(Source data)
────────────────────────────────────────

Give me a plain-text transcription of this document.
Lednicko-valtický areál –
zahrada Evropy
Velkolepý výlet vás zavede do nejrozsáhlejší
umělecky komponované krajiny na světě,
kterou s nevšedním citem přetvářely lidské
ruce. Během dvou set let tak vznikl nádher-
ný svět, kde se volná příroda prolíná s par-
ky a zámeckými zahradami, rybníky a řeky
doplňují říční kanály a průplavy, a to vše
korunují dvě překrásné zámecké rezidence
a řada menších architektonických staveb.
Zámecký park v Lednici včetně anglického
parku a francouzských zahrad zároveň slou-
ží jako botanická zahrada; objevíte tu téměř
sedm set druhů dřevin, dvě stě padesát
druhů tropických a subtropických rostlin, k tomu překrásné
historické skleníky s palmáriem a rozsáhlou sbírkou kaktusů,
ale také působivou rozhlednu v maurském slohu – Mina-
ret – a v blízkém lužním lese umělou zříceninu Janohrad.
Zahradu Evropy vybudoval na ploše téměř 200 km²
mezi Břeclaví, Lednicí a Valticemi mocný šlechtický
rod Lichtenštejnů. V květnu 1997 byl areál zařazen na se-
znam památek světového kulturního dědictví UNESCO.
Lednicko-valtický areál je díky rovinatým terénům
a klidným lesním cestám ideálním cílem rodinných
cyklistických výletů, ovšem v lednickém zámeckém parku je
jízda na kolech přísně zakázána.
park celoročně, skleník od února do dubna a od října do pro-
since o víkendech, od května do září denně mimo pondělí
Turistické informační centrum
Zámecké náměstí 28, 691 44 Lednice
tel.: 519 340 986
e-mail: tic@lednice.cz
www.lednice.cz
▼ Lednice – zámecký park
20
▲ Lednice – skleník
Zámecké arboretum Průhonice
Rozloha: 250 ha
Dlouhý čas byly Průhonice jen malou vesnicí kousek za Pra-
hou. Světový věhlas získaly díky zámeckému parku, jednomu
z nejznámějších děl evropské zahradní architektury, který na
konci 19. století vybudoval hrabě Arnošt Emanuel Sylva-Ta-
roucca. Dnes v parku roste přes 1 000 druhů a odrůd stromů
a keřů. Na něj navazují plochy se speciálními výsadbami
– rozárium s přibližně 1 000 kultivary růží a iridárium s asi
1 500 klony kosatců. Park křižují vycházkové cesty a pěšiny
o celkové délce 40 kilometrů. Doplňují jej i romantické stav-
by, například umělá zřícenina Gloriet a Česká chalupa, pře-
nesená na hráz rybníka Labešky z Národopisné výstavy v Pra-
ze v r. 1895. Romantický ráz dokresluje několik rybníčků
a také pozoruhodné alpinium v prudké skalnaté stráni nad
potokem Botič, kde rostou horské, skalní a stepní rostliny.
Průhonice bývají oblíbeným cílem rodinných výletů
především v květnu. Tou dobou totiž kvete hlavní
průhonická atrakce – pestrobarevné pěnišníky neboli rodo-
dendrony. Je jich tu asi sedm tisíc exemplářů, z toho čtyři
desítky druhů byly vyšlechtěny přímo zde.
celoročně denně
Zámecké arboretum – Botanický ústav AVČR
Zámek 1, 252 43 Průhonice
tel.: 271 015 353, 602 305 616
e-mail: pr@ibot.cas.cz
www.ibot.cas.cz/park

────────────────────────────────────────

Copy the data above exactly. Every line must be included.

Give me a plain-text transcription of this document.
Lednicko-valtický areál –
zahrada Evropy
Velkolepý výlet vás zavede do nejrozsáhlejší
umělecky komponované krajiny na světě,
kterou s nevšedním citem přetvářely lidské
ruce. Během dvou set let tak vznikl nádher-
ný svět, kde se volná příroda prolíná s par-
ky a zámeckými zahradami, rybníky a řeky
doplňují říční kanály a průplavy, a to vše
korunují dvě překrásné zámecké rezidence
a řada menších architektonických staveb.
Zámecký park v Lednici včetně anglického
parku a francouzských zahrad zároveň slou-
ží jako botanická zahrada; objevíte tu téměř
sedm set druhů dřevin, dvě stě padesát
druhů tropických a subtropických rostlin, k tomu překrásné
historické skleníky s palmáriem a rozsáhlou sbírkou kaktusů,
ale také působivou rozhlednu v maurském slohu – Mina-
ret – a v blízkém lužním lese umělou zříceninu Janohrad.
Zahradu Evropy vybudoval na ploše téměř 200 km²
mezi Břeclaví, Lednicí a Valticemi mocný šlechtický
rod Lichtenštejnů. V květnu 1997 byl areál zařazen na se-
znam památek světového kulturního dědictví UNESCO.
Lednicko-valtický areál je díky rovinatým terénům
a klidným lesním cestám ideálním cílem rodinných
cyklistických výletů, ovšem v lednickém zámeckém parku je
jízda na kolech přísně zakázána.
park celoročně, skleník od února do dubna a od října do pro-
since o víkendech, od května do září denně mimo pondělí
Turistické informační centrum
Zámecké náměstí 28, 691 44 Lednice
tel.: 519 340 986
e-mail: tic@lednice.cz
www.lednice.cz
▼ Lednice – zámecký park
20
▲ Lednice – skleník
Zámecké arboretum Průhonice
Rozloha: 250 ha
Dlouhý čas byly Průhonice jen malou vesnicí kousek za Pra-
hou. Světový věhlas získaly díky zámeckému parku, jednomu
z nejznámějších děl evropské zahradní architektury, který na
konci 19. století vybudoval hrabě Arnošt Emanuel Sylva-Ta-
roucca. Dnes v parku roste přes 1 000 druhů a odrůd stromů
a keřů. Na něj navazují plochy se speciálními výsadbami
– rozárium s přibližně 1 000 kultivary růží a iridárium s asi
1 500 klony kosatců. Park křižují vycházkové cesty a pěšiny
o celkové délce 40 kilometrů. Doplňují jej i romantické stav-
by, například umělá zřícenina Gloriet a Česká chalupa, pře-
nesená na hráz rybníka Labešky z Národopisné výstavy v Pra-
ze v r. 1895. Romantický ráz dokresluje několik rybníčků
a také pozoruhodné alpinium v prudké skalnaté stráni nad
potokem Botič, kde rostou horské, skalní a stepní rostliny.
Průhonice bývají oblíbeným cílem rodinných výletů
především v květnu. Tou dobou totiž kvete hlavní
průhonická atrakce – pestrobarevné pěnišníky neboli rodo-
dendrony. Je jich tu asi sedm tisíc exemplářů, z toho čtyři
desítky druhů byly vyšlechtěny přímo zde.
celoročně denně
Zámecké arboretum – Botanický ústav AVČR
Zámek 1, 252 43 Průhonice
tel.: 271 015 353, 602 305 616
e-mail: pr@ibot.cas.cz
www.ibot.cas.cz/park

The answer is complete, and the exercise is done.